BEGIN Material provided
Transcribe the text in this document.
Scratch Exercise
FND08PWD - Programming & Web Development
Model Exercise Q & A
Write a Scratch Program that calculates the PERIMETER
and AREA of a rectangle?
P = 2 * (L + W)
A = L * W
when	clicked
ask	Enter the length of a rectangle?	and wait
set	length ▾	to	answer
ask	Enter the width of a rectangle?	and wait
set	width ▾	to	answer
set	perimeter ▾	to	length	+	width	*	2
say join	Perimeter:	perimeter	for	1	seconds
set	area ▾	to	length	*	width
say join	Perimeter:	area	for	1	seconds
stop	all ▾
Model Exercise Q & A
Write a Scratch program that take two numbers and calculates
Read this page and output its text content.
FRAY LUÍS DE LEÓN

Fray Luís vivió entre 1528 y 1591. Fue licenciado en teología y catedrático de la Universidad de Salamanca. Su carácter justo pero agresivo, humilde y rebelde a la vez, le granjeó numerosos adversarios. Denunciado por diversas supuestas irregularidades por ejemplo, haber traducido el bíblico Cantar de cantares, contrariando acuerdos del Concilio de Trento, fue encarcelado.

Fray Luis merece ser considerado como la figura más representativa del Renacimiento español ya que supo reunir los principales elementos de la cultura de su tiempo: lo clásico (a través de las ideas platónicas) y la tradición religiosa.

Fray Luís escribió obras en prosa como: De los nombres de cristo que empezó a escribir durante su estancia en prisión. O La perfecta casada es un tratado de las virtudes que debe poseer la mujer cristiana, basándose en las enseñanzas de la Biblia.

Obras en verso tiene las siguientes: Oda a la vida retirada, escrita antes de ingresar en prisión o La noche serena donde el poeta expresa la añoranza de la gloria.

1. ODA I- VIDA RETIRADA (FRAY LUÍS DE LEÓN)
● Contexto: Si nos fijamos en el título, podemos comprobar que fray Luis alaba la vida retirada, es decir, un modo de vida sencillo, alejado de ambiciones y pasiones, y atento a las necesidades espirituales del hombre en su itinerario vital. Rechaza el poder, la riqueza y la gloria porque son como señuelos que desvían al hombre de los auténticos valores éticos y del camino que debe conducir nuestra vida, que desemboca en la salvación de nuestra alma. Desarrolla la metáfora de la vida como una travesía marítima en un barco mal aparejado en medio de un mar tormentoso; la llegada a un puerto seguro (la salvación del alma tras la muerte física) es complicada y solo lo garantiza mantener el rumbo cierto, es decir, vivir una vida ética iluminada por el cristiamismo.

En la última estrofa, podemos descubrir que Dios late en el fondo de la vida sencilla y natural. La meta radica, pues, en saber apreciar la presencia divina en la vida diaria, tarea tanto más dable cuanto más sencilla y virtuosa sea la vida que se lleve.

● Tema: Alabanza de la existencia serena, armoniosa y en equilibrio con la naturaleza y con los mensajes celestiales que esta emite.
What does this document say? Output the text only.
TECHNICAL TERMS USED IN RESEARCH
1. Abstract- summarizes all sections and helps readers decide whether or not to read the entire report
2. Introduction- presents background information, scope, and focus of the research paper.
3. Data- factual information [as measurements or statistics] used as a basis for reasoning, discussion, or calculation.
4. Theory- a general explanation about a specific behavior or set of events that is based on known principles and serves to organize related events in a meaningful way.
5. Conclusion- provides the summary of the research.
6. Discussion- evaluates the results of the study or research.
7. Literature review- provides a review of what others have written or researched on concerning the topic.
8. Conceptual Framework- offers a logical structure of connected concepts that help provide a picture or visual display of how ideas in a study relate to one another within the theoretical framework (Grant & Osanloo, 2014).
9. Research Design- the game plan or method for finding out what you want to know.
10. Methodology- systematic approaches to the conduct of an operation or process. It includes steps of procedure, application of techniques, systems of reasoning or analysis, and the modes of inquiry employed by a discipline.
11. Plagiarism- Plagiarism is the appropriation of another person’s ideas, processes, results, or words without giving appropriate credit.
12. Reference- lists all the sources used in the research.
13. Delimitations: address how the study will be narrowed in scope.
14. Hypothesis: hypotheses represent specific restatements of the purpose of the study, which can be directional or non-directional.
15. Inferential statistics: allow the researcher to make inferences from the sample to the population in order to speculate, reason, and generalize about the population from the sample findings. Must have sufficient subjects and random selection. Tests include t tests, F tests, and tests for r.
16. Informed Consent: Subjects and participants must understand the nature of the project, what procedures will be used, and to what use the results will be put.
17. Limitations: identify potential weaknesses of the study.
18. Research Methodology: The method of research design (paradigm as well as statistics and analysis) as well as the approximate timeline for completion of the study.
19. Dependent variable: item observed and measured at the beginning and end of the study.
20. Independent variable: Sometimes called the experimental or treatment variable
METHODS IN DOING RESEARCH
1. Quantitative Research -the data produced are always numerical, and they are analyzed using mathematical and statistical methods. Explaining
END Material provided
• **Work to complete**:
Repeat each record exactly. Omit nothing.

• **Task solution**:
Transcribe the text in this document.
Scratch Exercise
FND08PWD - Programming & Web Development
Model Exercise Q & A
Write a Scratch Program that calculates the PERIMETER
and AREA of a rectangle?
P = 2 * (L + W)
A = L * W
when	clicked
ask	Enter the length of a rectangle?	and wait
set	length ▾	to	answer
ask	Enter the width of a rectangle?	and wait
set	width ▾	to	answer
set	perimeter ▾	to	length	+	width	*	2
say join	Perimeter:	perimeter	for	1	seconds
set	area ▾	to	length	*	width
say join	Perimeter:	area	for	1	seconds
stop	all ▾
Model Exercise Q & A
Write a Scratch program that take two numbers and calculates
Read this page and output its text content.
FRAY LUÍS DE LEÓN

Fray Luís vivió entre 1528 y 1591. Fue licenciado en teología y catedrático de la Universidad de Salamanca. Su carácter justo pero agresivo, humilde y rebelde a la vez, le granjeó numerosos adversarios. Denunciado por diversas supuestas irregularidades por ejemplo, haber traducido el bíblico Cantar de cantares, contrariando acuerdos del Concilio de Trento, fue encarcelado.

Fray Luis merece ser considerado como la figura más representativa del Renacimiento español ya que supo reunir los principales elementos de la cultura de su tiempo: lo clásico (a través de las ideas platónicas) y la tradición religiosa.

Fray Luís escribió obras en prosa como: De los nombres de cristo que empezó a escribir durante su estancia en prisión. O La perfecta casada es un tratado de las virtudes que debe poseer la mujer cristiana, basándose en las enseñanzas de la Biblia.

Obras en verso tiene las siguientes: Oda a la vida retirada, escrita antes de ingresar en prisión o La noche serena donde el poeta expresa la añoranza de la gloria.

1. ODA I- VIDA RETIRADA (FRAY LUÍS DE LEÓN)
● Contexto: Si nos fijamos en el título, podemos comprobar que fray Luis alaba la vida retirada, es decir, un modo de vida sencillo, alejado de ambiciones y pasiones, y atento a las necesidades espirituales del hombre en su itinerario vital. Rechaza el poder, la riqueza y la gloria porque son como señuelos que desvían al hombre de los auténticos valores éticos y del camino que debe conducir nuestra vida, que desemboca en la salvación de nuestra alma. Desarrolla la metáfora de la vida como una travesía marítima en un barco mal aparejado en medio de un mar tormentoso; la llegada a un puerto seguro (la salvación del alma tras la muerte física) es complicada y solo lo garantiza mantener el rumbo cierto, es decir, vivir una vida ética iluminada por el cristiamismo.

En la última estrofa, podemos descubrir que Dios late en el fondo de la vida sencilla y natural. La meta radica, pues, en saber apreciar la presencia divina en la vida diaria, tarea tanto más dable cuanto más sencilla y virtuosa sea la vida que se lleve.

● Tema: Alabanza de la existencia serena, armoniosa y en equilibrio con la naturaleza y con los mensajes celestiales que esta emite.
What does this document say? Output the text only.
TECHNICAL TERMS USED IN RESEARCH
1. Abstract- summarizes all sections and helps readers decide whether or not to read the entire report
2. Introduction- presents background information, scope, and focus of the research paper.
3. Data- factual information [as measurements or statistics] used as a basis for reasoning, discussion, or calculation.
4. Theory- a general explanation about a specific behavior or set of events that is based on known principles and serves to organize related events in a meaningful way.
5. Conclusion- provides the summary of the research.
6. Discussion- evaluates the results of the study or research.
7. Literature review- provides a review of what others have written or researched on concerning the topic.
8. Conceptual Framework- offers a logical structure of connected concepts that help provide a picture or visual display of how ideas in a study relate to one another within the theoretical framework (Grant & Osanloo, 2014).
9. Research Design- the game plan or method for finding out what you want to know.
10. Methodology- systematic approaches to the conduct of an operation or process. It includes steps of procedure, application of techniques, systems of reasoning or analysis, and the modes of inquiry employed by a discipline.
11. Plagiarism- Plagiarism is the appropriation of another person’s ideas, processes, results, or words without giving appropriate credit.
12. Reference- lists all the sources used in the research.
13. Delimitations: address how the study will be narrowed in scope.
14. Hypothesis: hypotheses represent specific restatements of the purpose of the study, which can be directional or non-directional.
15. Inferential statistics: allow the researcher to make inferences from the sample to the population in order to speculate, reason, and generalize about the population from the sample findings. Must have sufficient subjects and random selection. Tests include t tests, F tests, and tests for r.
16. Informed Consent: Subjects and participants must understand the nature of the project, what procedures will be used, and to what use the results will be put.
17. Limitations: identify potential weaknesses of the study.
18. Research Methodology: The method of research design (paradigm as well as statistics and analysis) as well as the approximate timeline for completion of the study.
19. Dependent variable: item observed and measured at the beginning and end of the study.
20. Independent variable: Sometimes called the experimental or treatment variable
METHODS IN DOING RESEARCH
1. Quantitative Research -the data produced are always numerical, and they are analyzed using mathematical and statistical methods. Explaining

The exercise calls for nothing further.